THE DATA ::
— begin —

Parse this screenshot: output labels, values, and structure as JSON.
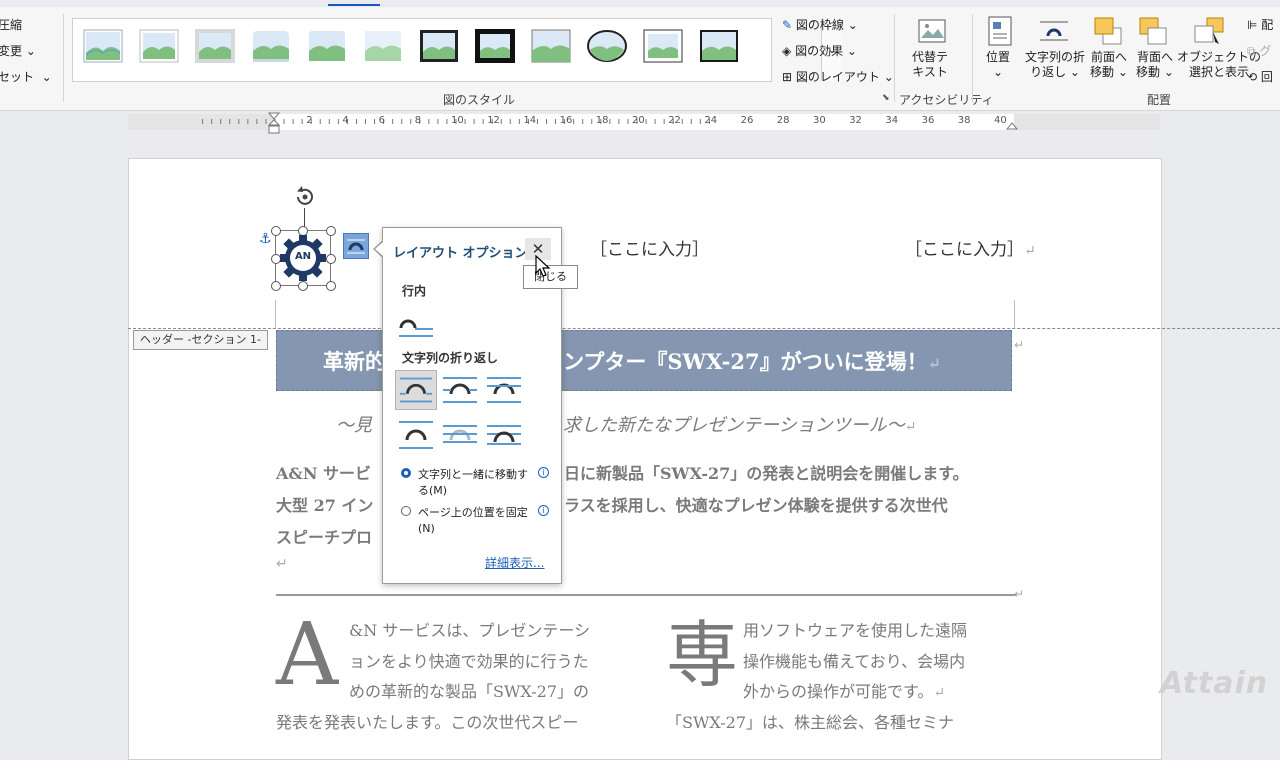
{
  "ribbon": {
    "left_partial_labels": [
      "圧縮",
      "変更",
      "セット"
    ],
    "picture_styles_label": "図のスタイル",
    "picture_border": "図の枠線",
    "picture_effects": "図の効果",
    "picture_layout": "図のレイアウト",
    "alt_text_line1": "代替テ",
    "alt_text_line2": "キスト",
    "accessibility_label": "アクセシビリティ",
    "position": "位置",
    "wrap_text_line1": "文字列の折",
    "wrap_text_line2": "り返し",
    "bring_forward_line1": "前面へ",
    "bring_forward_line2": "移動",
    "send_backward_line1": "背面へ",
    "send_backward_line2": "移動",
    "selection_pane_line1": "オブジェクトの",
    "selection_pane_line2": "選択と表示",
    "arrange_label": "配置",
    "right_partial": [
      "配",
      "グ",
      "回"
    ]
  },
  "ruler": {
    "numbers": [
      "2",
      "4",
      "6",
      "8",
      "10",
      "12",
      "14",
      "16",
      "18",
      "20",
      "22",
      "24",
      "26",
      "28",
      "30",
      "32",
      "34",
      "36",
      "38",
      "40"
    ]
  },
  "document": {
    "logo_text": "AN",
    "header_left": "［ここに入力］",
    "header_right": "［ここに入力］",
    "header_section_tag": "ヘッダー -セクション 1-",
    "title_left": "革新的",
    "title_right": "ンプター『SWX-27』がついに登場！",
    "subtitle_left": "～見",
    "subtitle_right": "求した新たなプレゼンテーションツール～",
    "body_line1_left": "A&N サービ",
    "body_line1_right": "日に新製品「SWX-27」の発表と説明会を開催します。",
    "body_line2_left": "大型 27 イン",
    "body_line2_right": "ラスを採用し、快適なプレゼン体験を提供する次世代",
    "body_line3_left": "スピーチプロ",
    "col1_dropcap": "A",
    "col1_lines": [
      "&N サービスは、プレゼンテーシ",
      "ョンをより快適で効果的に行うた",
      "めの革新的な製品「SWX-27」の",
      "発表を発表いたします。この次世代スピー"
    ],
    "col2_dropcap": "専",
    "col2_lines": [
      "用ソフトウェアを使用した遠隔",
      "操作機能も備えており、会場内",
      "外からの操作が可能です。",
      "「SWX-27」は、株主総会、各種セミナ"
    ]
  },
  "layout_popup": {
    "title": "レイアウト オプション",
    "close_tooltip": "閉じる",
    "section_inline": "行内",
    "section_wrap": "文字列の折り返し",
    "option_move_with_text_line1": "文字列と一緒に移動す",
    "option_move_with_text_line2": "る(M)",
    "option_fix_position_line1": "ページ上の位置を固定",
    "option_fix_position_line2": "(N)",
    "see_more": "詳細表示..."
  },
  "watermark": "Attain",
  "colors": {
    "accent": "#185abd",
    "title_bar": "#8496b0",
    "popup_title": "#1f4e79",
    "link": "#1f5fb7"
  }
}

— end —

All records should be output exactly, with the pictures left out.

Parse this screenshot: output labels, values, and structure as JSON.
{
  "ribbon": {
    "left_partial_labels": [
      "圧縮",
      "変更",
      "セット"
    ],
    "picture_styles_label": "図のスタイル",
    "picture_border": "図の枠線",
    "picture_effects": "図の効果",
    "picture_layout": "図のレイアウト",
    "alt_text_line1": "代替テ",
    "alt_text_line2": "キスト",
    "accessibility_label": "アクセシビリティ",
    "position": "位置",
    "wrap_text_line1": "文字列の折",
    "wrap_text_line2": "り返し",
    "bring_forward_line1": "前面へ",
    "bring_forward_line2": "移動",
    "send_backward_line1": "背面へ",
    "send_backward_line2": "移動",
    "selection_pane_line1": "オブジェクトの",
    "selection_pane_line2": "選択と表示",
    "arrange_label": "配置",
    "right_partial": [
      "配",
      "グ",
      "回"
    ]
  },
  "ruler": {
    "numbers": [
      "2",
      "4",
      "6",
      "8",
      "10",
      "12",
      "14",
      "16",
      "18",
      "20",
      "22",
      "24",
      "26",
      "28",
      "30",
      "32",
      "34",
      "36",
      "38",
      "40"
    ]
  },
  "document": {
    "logo_text": "AN",
    "header_left": "［ここに入力］",
    "header_right": "［ここに入力］",
    "header_section_tag": "ヘッダー -セクション 1-",
    "title_left": "革新的",
    "title_right": "ンプター『SWX-27』がついに登場！",
    "subtitle_left": "～見",
    "subtitle_right": "求した新たなプレゼンテーションツール～",
    "body_line1_left": "A&N サービ",
    "body_line1_right": "日に新製品「SWX-27」の発表と説明会を開催します。",
    "body_line2_left": "大型 27 イン",
    "body_line2_right": "ラスを採用し、快適なプレゼン体験を提供する次世代",
    "body_line3_left": "スピーチプロ",
    "col1_dropcap": "A",
    "col1_lines": [
      "&N サービスは、プレゼンテーシ",
      "ョンをより快適で効果的に行うた",
      "めの革新的な製品「SWX-27」の",
      "発表を発表いたします。この次世代スピー"
    ],
    "col2_dropcap": "専",
    "col2_lines": [
      "用ソフトウェアを使用した遠隔",
      "操作機能も備えており、会場内",
      "外からの操作が可能です。",
      "「SWX-27」は、株主総会、各種セミナ"
    ]
  },
  "layout_popup": {
    "title": "レイアウト オプション",
    "close_tooltip": "閉じる",
    "section_inline": "行内",
    "section_wrap": "文字列の折り返し",
    "option_move_with_text_line1": "文字列と一緒に移動す",
    "option_move_with_text_line2": "る(M)",
    "option_fix_position_line1": "ページ上の位置を固定",
    "option_fix_position_line2": "(N)",
    "see_more": "詳細表示..."
  },
  "watermark": "Attain",
  "colors": {
    "accent": "#185abd",
    "title_bar": "#8496b0",
    "popup_title": "#1f4e79",
    "link": "#1f5fb7"
  }
}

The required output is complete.